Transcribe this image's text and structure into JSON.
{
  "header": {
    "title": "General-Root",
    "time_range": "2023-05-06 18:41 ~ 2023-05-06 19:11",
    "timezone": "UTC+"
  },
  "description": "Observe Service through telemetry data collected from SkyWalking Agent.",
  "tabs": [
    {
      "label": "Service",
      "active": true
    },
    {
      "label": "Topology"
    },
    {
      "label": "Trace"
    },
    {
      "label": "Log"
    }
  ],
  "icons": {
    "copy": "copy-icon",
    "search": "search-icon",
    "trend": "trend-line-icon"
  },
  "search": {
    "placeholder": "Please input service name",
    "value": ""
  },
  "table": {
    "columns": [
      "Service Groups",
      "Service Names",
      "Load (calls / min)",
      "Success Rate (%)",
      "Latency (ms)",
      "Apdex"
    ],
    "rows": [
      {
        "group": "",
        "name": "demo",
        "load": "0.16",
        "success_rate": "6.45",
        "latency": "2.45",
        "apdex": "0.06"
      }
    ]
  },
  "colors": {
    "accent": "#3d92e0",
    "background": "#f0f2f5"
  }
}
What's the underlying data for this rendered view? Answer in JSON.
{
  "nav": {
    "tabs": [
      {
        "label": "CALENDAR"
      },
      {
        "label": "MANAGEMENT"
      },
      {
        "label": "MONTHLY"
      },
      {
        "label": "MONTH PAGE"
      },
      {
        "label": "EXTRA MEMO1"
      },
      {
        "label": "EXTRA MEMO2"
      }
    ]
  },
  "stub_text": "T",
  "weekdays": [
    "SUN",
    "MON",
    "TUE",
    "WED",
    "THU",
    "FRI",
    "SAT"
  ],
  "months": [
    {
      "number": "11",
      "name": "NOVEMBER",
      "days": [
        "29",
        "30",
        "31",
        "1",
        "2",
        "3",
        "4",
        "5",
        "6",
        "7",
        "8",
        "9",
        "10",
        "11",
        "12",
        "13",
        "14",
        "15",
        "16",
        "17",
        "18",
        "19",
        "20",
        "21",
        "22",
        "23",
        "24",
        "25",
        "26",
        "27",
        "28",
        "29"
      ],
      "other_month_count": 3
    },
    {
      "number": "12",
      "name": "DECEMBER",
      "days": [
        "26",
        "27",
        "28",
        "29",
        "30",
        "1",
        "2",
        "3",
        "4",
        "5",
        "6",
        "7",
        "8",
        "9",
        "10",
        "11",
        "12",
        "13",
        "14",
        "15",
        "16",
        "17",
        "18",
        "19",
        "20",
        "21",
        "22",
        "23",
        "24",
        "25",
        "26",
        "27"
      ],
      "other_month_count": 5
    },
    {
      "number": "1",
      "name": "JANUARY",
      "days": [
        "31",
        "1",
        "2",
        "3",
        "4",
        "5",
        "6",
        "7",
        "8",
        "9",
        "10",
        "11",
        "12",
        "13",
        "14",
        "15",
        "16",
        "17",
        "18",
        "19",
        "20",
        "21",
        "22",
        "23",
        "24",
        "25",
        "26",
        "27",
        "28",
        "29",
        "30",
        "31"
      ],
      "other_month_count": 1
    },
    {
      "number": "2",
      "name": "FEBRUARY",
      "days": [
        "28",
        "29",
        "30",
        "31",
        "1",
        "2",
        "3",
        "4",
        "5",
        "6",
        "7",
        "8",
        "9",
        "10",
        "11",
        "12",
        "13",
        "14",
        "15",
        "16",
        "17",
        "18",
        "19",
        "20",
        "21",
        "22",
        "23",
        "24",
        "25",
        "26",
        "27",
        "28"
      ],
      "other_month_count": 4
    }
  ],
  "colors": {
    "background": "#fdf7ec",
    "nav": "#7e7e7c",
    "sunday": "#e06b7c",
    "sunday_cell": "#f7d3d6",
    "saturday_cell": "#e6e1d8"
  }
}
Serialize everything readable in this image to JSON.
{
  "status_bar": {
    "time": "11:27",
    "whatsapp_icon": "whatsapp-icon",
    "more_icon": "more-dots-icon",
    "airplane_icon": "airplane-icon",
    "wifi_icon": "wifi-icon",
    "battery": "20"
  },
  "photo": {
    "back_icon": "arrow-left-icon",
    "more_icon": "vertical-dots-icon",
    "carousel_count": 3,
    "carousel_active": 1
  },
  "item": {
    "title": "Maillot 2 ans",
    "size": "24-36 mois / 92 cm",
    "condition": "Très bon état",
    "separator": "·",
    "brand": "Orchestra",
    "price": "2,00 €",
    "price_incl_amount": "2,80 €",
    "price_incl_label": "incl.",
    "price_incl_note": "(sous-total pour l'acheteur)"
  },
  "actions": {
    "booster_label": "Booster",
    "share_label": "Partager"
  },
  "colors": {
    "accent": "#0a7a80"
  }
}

**Problem statement**
Search the records for the word "dots". Copy every line that has it.

**Solution to this problem**
    "more_icon": "more-dots-icon",
    "more_icon": "vertical-dots-icon",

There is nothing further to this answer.